| Work item |
Restate the data word for word. Leave the pictures out.

| The data |
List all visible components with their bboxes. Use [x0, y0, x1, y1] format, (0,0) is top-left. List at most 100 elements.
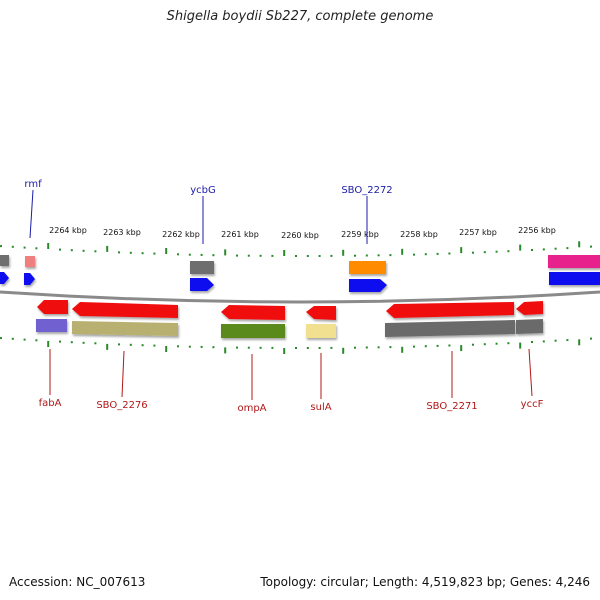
major-tick — [283, 348, 286, 354]
leader-line-rmf — [29, 189, 34, 239]
map-title: Shigella boydii Sb227, complete genome — [166, 9, 434, 24]
major-tick — [165, 248, 168, 254]
minor-tick — [94, 250, 97, 253]
scale-label: 2256 kbp — [518, 226, 556, 235]
minor-tick — [318, 347, 321, 349]
minor-tick — [236, 346, 238, 349]
gene-box-SBO_2272 — [349, 261, 386, 274]
minor-tick — [365, 346, 368, 349]
minor-tick — [200, 253, 203, 256]
minor-tick — [365, 254, 368, 257]
reverse-arrow-SBO_2276 — [72, 302, 178, 318]
forward-arrow — [24, 273, 35, 285]
minor-tick — [247, 346, 250, 349]
gene-box-ycbG — [190, 261, 214, 274]
major-tick — [106, 343, 109, 350]
minor-tick — [59, 340, 61, 343]
minor-tick — [306, 347, 309, 349]
minor-tick — [118, 251, 120, 254]
major-tick — [460, 247, 463, 254]
minor-tick — [354, 346, 356, 349]
minor-tick — [188, 253, 191, 256]
accession-text: Accession: NC_007613 — [9, 575, 146, 589]
minor-tick — [177, 253, 179, 256]
minor-tick — [259, 346, 262, 349]
gene-label-yccF: yccF — [521, 399, 544, 410]
scale-label: 2259 kbp — [341, 230, 379, 239]
minor-tick — [271, 254, 274, 257]
minor-tick — [212, 254, 215, 257]
major-tick — [342, 249, 345, 256]
minor-tick — [542, 248, 545, 251]
tick-row-bottom — [0, 337, 592, 354]
minor-tick — [70, 249, 73, 252]
gene-box-SBO_2271 — [385, 320, 515, 337]
minor-tick — [247, 254, 250, 257]
forward-arrow — [0, 272, 9, 284]
minor-tick — [330, 254, 333, 257]
minor-tick — [413, 253, 415, 256]
reverse-arrow-ompA — [221, 305, 285, 320]
minor-tick — [141, 252, 144, 255]
minor-tick — [23, 246, 26, 249]
reverse-arrow-sulA — [306, 306, 336, 320]
gene-label-rmf: rmf — [24, 179, 42, 190]
minor-tick — [295, 347, 297, 349]
tick-row-top — [0, 241, 592, 257]
minor-tick — [271, 346, 274, 349]
minor-tick — [531, 249, 533, 251]
minor-tick — [389, 346, 392, 349]
minor-tick — [236, 254, 238, 257]
gene-label-ycbG: ycbG — [190, 185, 216, 196]
minor-tick — [495, 250, 498, 253]
major-tick — [342, 347, 345, 354]
minor-tick — [0, 245, 2, 248]
minor-tick — [118, 343, 120, 346]
scale-label: 2262 kbp — [162, 230, 200, 239]
leader-line-yccF — [528, 348, 533, 397]
minor-tick — [472, 343, 474, 346]
minor-tick — [200, 345, 203, 348]
minor-tick — [153, 252, 156, 255]
minor-tick — [177, 345, 179, 348]
major-tick — [460, 345, 463, 352]
minor-tick — [188, 345, 191, 348]
minor-tick — [23, 338, 26, 341]
minor-tick — [59, 248, 61, 251]
minor-tick — [129, 251, 132, 254]
major-tick — [47, 341, 50, 347]
gene-box-gray-left — [0, 255, 9, 266]
minor-tick — [413, 345, 415, 348]
minor-tick — [566, 339, 569, 342]
minor-tick — [153, 344, 156, 347]
major-tick — [224, 249, 227, 256]
scale-label: 2263 kbp — [103, 228, 141, 237]
minor-tick — [306, 255, 309, 257]
minor-tick — [448, 344, 451, 347]
major-tick — [519, 342, 522, 349]
gene-label-fabA: fabA — [39, 398, 62, 409]
minor-tick — [424, 253, 427, 256]
minor-tick — [507, 250, 510, 253]
scale-label: 2261 kbp — [221, 230, 259, 239]
major-tick — [224, 347, 227, 354]
gene-box-sulA — [306, 324, 336, 338]
minor-tick — [35, 339, 38, 342]
genome-backbone — [0, 290, 600, 304]
major-tick — [106, 245, 109, 252]
gene-label-ompA: ompA — [237, 403, 266, 414]
gene-box-magenta-right — [548, 255, 600, 268]
minor-tick — [483, 251, 486, 254]
major-tick — [47, 243, 50, 249]
gene-box-ompA — [221, 324, 285, 338]
minor-tick — [212, 346, 215, 349]
minor-tick — [11, 337, 14, 340]
minor-tick — [377, 254, 380, 257]
scale-labels: 2264 kbp 2263 kbp 2262 kbp 2261 kbp 2260… — [49, 226, 556, 240]
minor-tick — [436, 252, 439, 255]
minor-tick — [554, 247, 557, 250]
gene-label-SBO_2272: SBO_2272 — [341, 185, 392, 196]
major-tick — [401, 346, 404, 353]
minor-tick — [377, 346, 380, 349]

| Written answer |
List all visible components with their bboxes. Use [x0, y0, x1, y1] format, (0,0) is top-left. List at most 100 elements.
major-tick — [283, 348, 286, 354]
leader-line-rmf — [29, 189, 34, 239]
map-title: Shigella boydii Sb227, complete genome — [166, 9, 434, 24]
major-tick — [165, 248, 168, 254]
minor-tick — [94, 250, 97, 253]
scale-label: 2256 kbp — [518, 226, 556, 235]
minor-tick — [318, 347, 321, 349]
minor-tick — [236, 346, 238, 349]
gene-box-SBO_2272 — [349, 261, 386, 274]
minor-tick — [365, 346, 368, 349]
minor-tick — [200, 253, 203, 256]
minor-tick — [365, 254, 368, 257]
reverse-arrow-SBO_2276 — [72, 302, 178, 318]
forward-arrow — [24, 273, 35, 285]
minor-tick — [247, 346, 250, 349]
gene-box-ycbG — [190, 261, 214, 274]
major-tick — [106, 343, 109, 350]
minor-tick — [59, 340, 61, 343]
minor-tick — [306, 347, 309, 349]
minor-tick — [118, 251, 120, 254]
major-tick — [460, 247, 463, 254]
minor-tick — [354, 346, 356, 349]
minor-tick — [188, 253, 191, 256]
accession-text: Accession: NC_007613 — [9, 575, 146, 589]
minor-tick — [177, 253, 179, 256]
minor-tick — [259, 346, 262, 349]
gene-label-yccF: yccF — [521, 399, 544, 410]
scale-label: 2259 kbp — [341, 230, 379, 239]
minor-tick — [271, 254, 274, 257]
minor-tick — [212, 254, 215, 257]
major-tick — [342, 249, 345, 256]
minor-tick — [542, 248, 545, 251]
tick-row-bottom — [0, 337, 592, 354]
minor-tick — [70, 249, 73, 252]
gene-box-SBO_2271 — [385, 320, 515, 337]
minor-tick — [247, 254, 250, 257]
forward-arrow — [0, 272, 9, 284]
minor-tick — [330, 254, 333, 257]
minor-tick — [413, 253, 415, 256]
reverse-arrow-ompA — [221, 305, 285, 320]
minor-tick — [141, 252, 144, 255]
minor-tick — [23, 246, 26, 249]
reverse-arrow-sulA — [306, 306, 336, 320]
gene-label-rmf: rmf — [24, 179, 42, 190]
minor-tick — [295, 347, 297, 349]
tick-row-top — [0, 241, 592, 257]
minor-tick — [271, 346, 274, 349]
minor-tick — [531, 249, 533, 251]
minor-tick — [389, 346, 392, 349]
minor-tick — [236, 254, 238, 257]
gene-label-ycbG: ycbG — [190, 185, 216, 196]
minor-tick — [495, 250, 498, 253]
major-tick — [342, 347, 345, 354]
minor-tick — [0, 245, 2, 248]
minor-tick — [118, 343, 120, 346]
scale-label: 2262 kbp — [162, 230, 200, 239]
leader-line-yccF — [528, 348, 533, 397]
minor-tick — [472, 343, 474, 346]
minor-tick — [200, 345, 203, 348]
minor-tick — [153, 252, 156, 255]
minor-tick — [177, 345, 179, 348]
major-tick — [460, 345, 463, 352]
minor-tick — [188, 345, 191, 348]
minor-tick — [23, 338, 26, 341]
minor-tick — [59, 248, 61, 251]
minor-tick — [129, 251, 132, 254]
major-tick — [47, 341, 50, 347]
gene-box-gray-left — [0, 255, 9, 266]
minor-tick — [413, 345, 415, 348]
minor-tick — [566, 339, 569, 342]
minor-tick — [153, 344, 156, 347]
major-tick — [224, 249, 227, 256]
scale-label: 2263 kbp — [103, 228, 141, 237]
minor-tick — [306, 255, 309, 257]
minor-tick — [448, 344, 451, 347]
major-tick — [519, 342, 522, 349]
gene-label-fabA: fabA — [39, 398, 62, 409]
minor-tick — [424, 253, 427, 256]
minor-tick — [507, 250, 510, 253]
scale-label: 2261 kbp — [221, 230, 259, 239]
major-tick — [224, 347, 227, 354]
gene-box-sulA — [306, 324, 336, 338]
minor-tick — [35, 339, 38, 342]
genome-backbone — [0, 290, 600, 304]
major-tick — [106, 245, 109, 252]
gene-label-ompA: ompA — [237, 403, 266, 414]
gene-box-magenta-right — [548, 255, 600, 268]
minor-tick — [483, 251, 486, 254]
major-tick — [47, 243, 50, 249]
gene-box-ompA — [221, 324, 285, 338]
minor-tick — [212, 346, 215, 349]
minor-tick — [11, 337, 14, 340]
minor-tick — [377, 254, 380, 257]
scale-labels: 2264 kbp 2263 kbp 2262 kbp 2261 kbp 2260… — [49, 226, 556, 240]
minor-tick — [436, 252, 439, 255]
minor-tick — [554, 247, 557, 250]
gene-label-SBO_2272: SBO_2272 — [341, 185, 392, 196]
major-tick — [401, 346, 404, 353]
minor-tick — [377, 346, 380, 349]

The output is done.